* [Input rows]:

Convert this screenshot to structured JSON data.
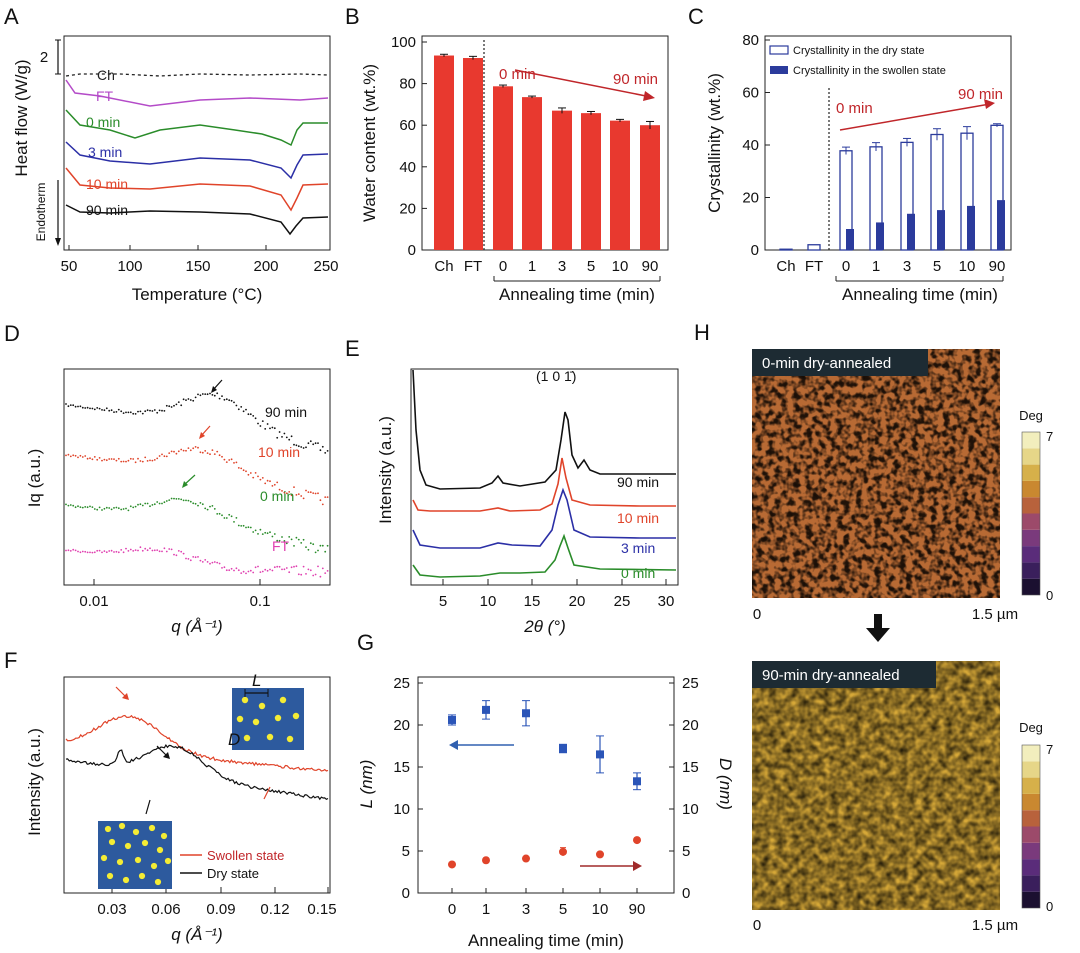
{
  "panels": {
    "A": "A",
    "B": "B",
    "C": "C",
    "D": "D",
    "E": "E",
    "F": "F",
    "G": "G",
    "H": "H"
  },
  "chart_data": [
    {
      "id": "A",
      "type": "line",
      "xlabel": "Temperature (°C)",
      "ylabel": "Heat flow (W/g)",
      "endotherm_label": "Endotherm",
      "scale_bar_label": "2",
      "xticks": [
        "50",
        "100",
        "150",
        "200",
        "250"
      ],
      "xlim": [
        50,
        250
      ],
      "series": [
        {
          "name": "Ch",
          "color": "#222222",
          "style": "dashed"
        },
        {
          "name": "FT",
          "color": "#b44bc8"
        },
        {
          "name": "0 min",
          "color": "#2a8c2a"
        },
        {
          "name": "3 min",
          "color": "#2b2fa6"
        },
        {
          "name": "10 min",
          "color": "#e0442a"
        },
        {
          "name": "90 min",
          "color": "#111111"
        }
      ]
    },
    {
      "id": "B",
      "type": "bar",
      "ylabel": "Water content (wt.%)",
      "xlabel": "Annealing time (min)",
      "categories": [
        "Ch",
        "FT",
        "0",
        "1",
        "3",
        "5",
        "10",
        "90"
      ],
      "values": [
        93.5,
        92.3,
        78.7,
        73.5,
        67,
        65.8,
        62.2,
        60
      ],
      "errors": [
        0.6,
        0.8,
        0.6,
        0.5,
        1.3,
        0.8,
        0.6,
        1.8
      ],
      "ylim": [
        0,
        100
      ],
      "yticks": [
        "0",
        "20",
        "40",
        "60",
        "80",
        "100"
      ],
      "bar_color": "#e8392f",
      "arrow_start_label": "0 min",
      "arrow_end_label": "90 min"
    },
    {
      "id": "C",
      "type": "bar",
      "ylabel": "Crystallinity (wt.%)",
      "xlabel": "Annealing time (min)",
      "categories": [
        "Ch",
        "FT",
        "0",
        "1",
        "3",
        "5",
        "10",
        "90"
      ],
      "ylim": [
        0,
        80
      ],
      "yticks": [
        "0",
        "20",
        "40",
        "60",
        "80"
      ],
      "series": [
        {
          "name": "Crystallinity in the dry state",
          "values": [
            0.3,
            2.0,
            37.8,
            39.3,
            41,
            44,
            44.5,
            47.5
          ],
          "errors": [
            0,
            0,
            1.4,
            1.6,
            1.5,
            2.2,
            2.5,
            0.6
          ],
          "color": "#ffffff",
          "stroke": "#2b3b9c"
        },
        {
          "name": "Crystallinity in the swollen state",
          "values": [
            0,
            0,
            8,
            10.5,
            13.8,
            15.2,
            16.8,
            19
          ],
          "errors": [
            0,
            0,
            0.3,
            0.4,
            0.4,
            0.6,
            0.6,
            0.3
          ],
          "color": "#2b3b9c"
        }
      ],
      "arrow_start_label": "0 min",
      "arrow_end_label": "90 min"
    },
    {
      "id": "D",
      "type": "scatter",
      "xlabel": "q (Å⁻¹)",
      "ylabel": "Iq (a.u.)",
      "xscale": "log",
      "xticks": [
        "0.01",
        "0.1"
      ],
      "series": [
        {
          "name": "90 min",
          "color": "#111111"
        },
        {
          "name": "10 min",
          "color": "#e0442a"
        },
        {
          "name": "0 min",
          "color": "#2a8c2a"
        },
        {
          "name": "FT",
          "color": "#e040b0"
        }
      ]
    },
    {
      "id": "E",
      "type": "line",
      "xlabel": "2θ (°)",
      "ylabel": "Intensity (a.u.)",
      "xticks": [
        "5",
        "10",
        "15",
        "20",
        "25",
        "30"
      ],
      "xlim": [
        1,
        32
      ],
      "peak_label": "(1 0 1̄)",
      "series": [
        {
          "name": "90 min",
          "color": "#111111"
        },
        {
          "name": "10 min",
          "color": "#e0442a"
        },
        {
          "name": "3 min",
          "color": "#2b2fa6"
        },
        {
          "name": "0 min",
          "color": "#2a8c2a"
        }
      ]
    },
    {
      "id": "F",
      "type": "line",
      "xlabel": "q (Å⁻¹)",
      "ylabel": "Intensity (a.u.)",
      "xticks": [
        "0.03",
        "0.06",
        "0.09",
        "0.12",
        "0.15"
      ],
      "xlim": [
        0.01,
        0.15
      ],
      "inset_L": "L",
      "inset_D": "D",
      "series": [
        {
          "name": "Swollen state",
          "color": "#e0442a"
        },
        {
          "name": "Dry state",
          "color": "#111111"
        }
      ]
    },
    {
      "id": "G",
      "type": "scatter",
      "xlabel": "Annealing time (min)",
      "ylabel_left": "L (nm)",
      "ylabel_right": "D (nm)",
      "categories": [
        "0",
        "1",
        "3",
        "5",
        "10",
        "90"
      ],
      "ylim": [
        0,
        25
      ],
      "yticks": [
        "0",
        "5",
        "10",
        "15",
        "20",
        "25"
      ],
      "series": [
        {
          "name": "L",
          "values": [
            20.6,
            21.8,
            21.4,
            17.2,
            16.5,
            13.3
          ],
          "errors": [
            0.6,
            1.1,
            1.5,
            0.5,
            2.2,
            1.0
          ],
          "color": "#2b55b8",
          "marker": "square",
          "axis": "left"
        },
        {
          "name": "D",
          "values": [
            3.4,
            3.9,
            4.1,
            4.9,
            4.6,
            6.3
          ],
          "errors": [
            0,
            0,
            0,
            0.5,
            0,
            0
          ],
          "color": "#e0442a",
          "marker": "circle",
          "axis": "right"
        }
      ]
    }
  ],
  "afm": [
    {
      "caption": "0-min dry-annealed",
      "scale_label": "Deg",
      "cb_max": "7",
      "cb_min": "0",
      "x0": "0",
      "x1": "1.5 µm"
    },
    {
      "caption": "90-min dry-annealed",
      "scale_label": "Deg",
      "cb_max": "7",
      "cb_min": "0",
      "x0": "0",
      "x1": "1.5 µm"
    }
  ],
  "colorbar": [
    "#1b1030",
    "#3a1f5c",
    "#5a2c7a",
    "#7a3a7c",
    "#9c4a6a",
    "#b8623c",
    "#c98830",
    "#d6b04a",
    "#e6d688",
    "#f2eebd"
  ]
}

* [Directions for this task]:
Single out each line of the records above with the string "Crystallinity" in it, and copy it.

* [Written solution]:
      "ylabel": "Crystallinity (wt.%)",
          "name": "Crystallinity in the dry state",
          "name": "Crystallinity in the swollen state",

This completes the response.